Prompt: Copy out the material below in full, but not its images.

Input for this task:
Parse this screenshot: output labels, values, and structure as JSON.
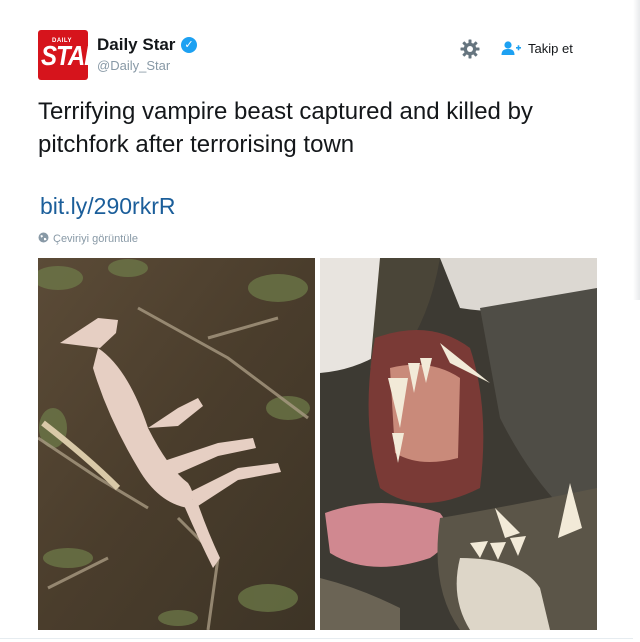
{
  "account": {
    "logo_small": "DAILY",
    "logo_big": "STAR",
    "name": "Daily Star",
    "verified_mark": "✓",
    "handle": "@Daily_Star"
  },
  "actions": {
    "settings_icon": "gear-icon",
    "follow_icon": "add-user-icon",
    "follow_label": "Takip et"
  },
  "tweet": {
    "text": "Terrifying vampire beast captured and killed by pitchfork after terrorising town",
    "link": "bit.ly/290rkrR",
    "translate_label": "Çeviriyi görüntüle"
  },
  "colors": {
    "brand_red": "#d6141c",
    "verified_blue": "#1da1f2",
    "link_blue": "#1b5e9a",
    "muted_gray": "#8899a6"
  }
}
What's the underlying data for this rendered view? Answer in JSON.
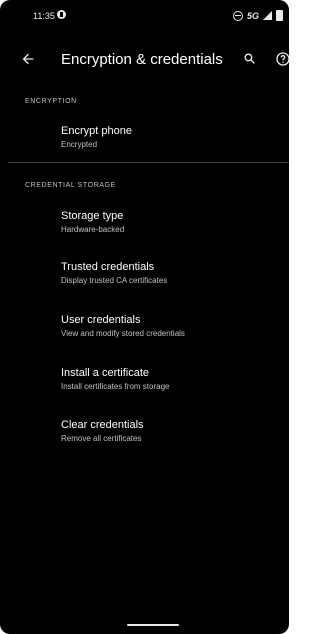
{
  "status": {
    "time": "11:35",
    "network": "5G"
  },
  "appbar": {
    "title": "Encryption & credentials"
  },
  "sections": [
    {
      "header": "ENCRYPTION",
      "items": [
        {
          "title": "Encrypt phone",
          "summary": "Encrypted"
        }
      ]
    },
    {
      "header": "CREDENTIAL STORAGE",
      "items": [
        {
          "title": "Storage type",
          "summary": "Hardware-backed"
        },
        {
          "title": "Trusted credentials",
          "summary": "Display trusted CA certificates"
        },
        {
          "title": "User credentials",
          "summary": "View and modify stored credentials"
        },
        {
          "title": "Install a certificate",
          "summary": "Install certificates from storage"
        },
        {
          "title": "Clear credentials",
          "summary": "Remove all certificates"
        }
      ]
    }
  ],
  "colors": {
    "background": "#000000",
    "text_primary": "#ffffff",
    "text_secondary": "#bdc1c6"
  },
  "icons": [
    "back-arrow-icon",
    "search-icon",
    "help-icon",
    "dnd-icon",
    "signal-icon",
    "battery-icon"
  ]
}
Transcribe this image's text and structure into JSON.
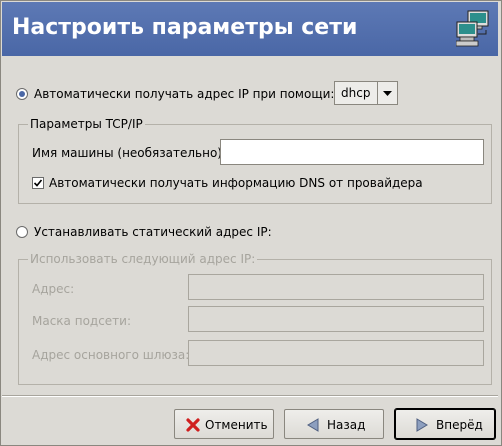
{
  "header": {
    "title": "Настроить параметры сети"
  },
  "auto": {
    "radio_label": "Автоматически получать адрес IP при помощи:",
    "method_value": "dhcp",
    "tcp_group_title": "Параметры TCP/IP",
    "hostname_label": "Имя машины (необязательно):",
    "hostname_value": "",
    "dns_checkbox_label": "Автоматически получать информацию DNS от провайдера"
  },
  "static": {
    "radio_label": "Устанавливать статический адрес IP:",
    "group_title": "Использовать следующий адрес IP:",
    "address_label": "Адрес:",
    "mask_label": "Маска подсети:",
    "gateway_label": "Адрес основного шлюза:",
    "address_value": "",
    "mask_value": "",
    "gateway_value": ""
  },
  "buttons": {
    "cancel": "Отменить",
    "back": "Назад",
    "next": "Вперёд"
  },
  "colors": {
    "header_bg": "#4a67a6",
    "window_bg": "#dcdad5",
    "disabled_text": "#a6a49d"
  },
  "icons": {
    "network": "network-computers-icon",
    "cancel": "red-x-icon",
    "back": "left-arrow-icon",
    "next": "right-arrow-icon"
  }
}
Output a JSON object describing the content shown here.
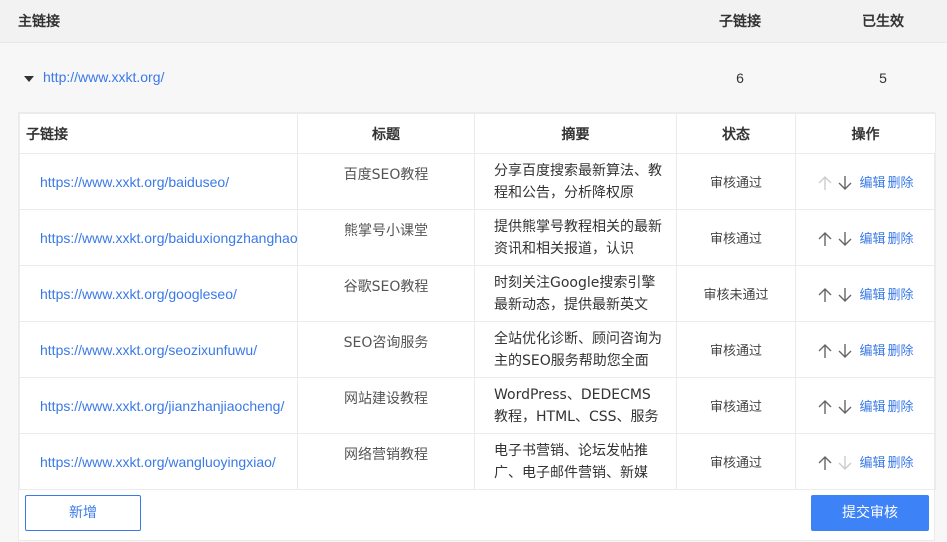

Written reply:
Parse this screenshot: output labels, values, and structure as JSON.
{
  "account": {
    "logo_small": "DAILY",
    "logo_big": "STAR",
    "name": "Daily Star",
    "verified_mark": "✓",
    "handle": "@Daily_Star"
  },
  "actions": {
    "settings_icon": "gear-icon",
    "follow_icon": "add-user-icon",
    "follow_label": "Takip et"
  },
  "tweet": {
    "text": "Terrifying vampire beast captured and killed by pitchfork after terrorising town",
    "link": "bit.ly/290rkrR",
    "translate_label": "Çeviriyi görüntüle"
  },
  "colors": {
    "brand_red": "#d6141c",
    "verified_blue": "#1da1f2",
    "link_blue": "#1b5e9a",
    "muted_gray": "#8899a6"
  }
}
What's the underlying data for this rendered view? Answer in JSON.
{
  "status": {
    "time": "11:35",
    "network": "5G"
  },
  "appbar": {
    "title": "Encryption & credentials"
  },
  "sections": [
    {
      "header": "ENCRYPTION",
      "items": [
        {
          "title": "Encrypt phone",
          "summary": "Encrypted"
        }
      ]
    },
    {
      "header": "CREDENTIAL STORAGE",
      "items": [
        {
          "title": "Storage type",
          "summary": "Hardware-backed"
        },
        {
          "title": "Trusted credentials",
          "summary": "Display trusted CA certificates"
        },
        {
          "title": "User credentials",
          "summary": "View and modify stored credentials"
        },
        {
          "title": "Install a certificate",
          "summary": "Install certificates from storage"
        },
        {
          "title": "Clear credentials",
          "summary": "Remove all certificates"
        }
      ]
    }
  ],
  "colors": {
    "background": "#000000",
    "text_primary": "#ffffff",
    "text_secondary": "#bdc1c6"
  },
  "icons": [
    "back-arrow-icon",
    "search-icon",
    "help-icon",
    "dnd-icon",
    "signal-icon",
    "battery-icon"
  ]
}
Transcribe this image's text and structure into JSON.
{
  "header": {
    "title": "Настроить параметры сети"
  },
  "auto": {
    "radio_label": "Автоматически получать адрес IP при помощи:",
    "method_value": "dhcp",
    "tcp_group_title": "Параметры TCP/IP",
    "hostname_label": "Имя машины (необязательно):",
    "hostname_value": "",
    "dns_checkbox_label": "Автоматически получать информацию DNS от провайдера"
  },
  "static": {
    "radio_label": "Устанавливать статический адрес IP:",
    "group_title": "Использовать следующий адрес IP:",
    "address_label": "Адрес:",
    "mask_label": "Маска подсети:",
    "gateway_label": "Адрес основного шлюза:",
    "address_value": "",
    "mask_value": "",
    "gateway_value": ""
  },
  "buttons": {
    "cancel": "Отменить",
    "back": "Назад",
    "next": "Вперёд"
  },
  "colors": {
    "header_bg": "#4a67a6",
    "window_bg": "#dcdad5",
    "disabled_text": "#a6a49d"
  },
  "icons": {
    "network": "network-computers-icon",
    "cancel": "red-x-icon",
    "back": "left-arrow-icon",
    "next": "right-arrow-icon"
  }
}
Output a JSON object describing the content shown here.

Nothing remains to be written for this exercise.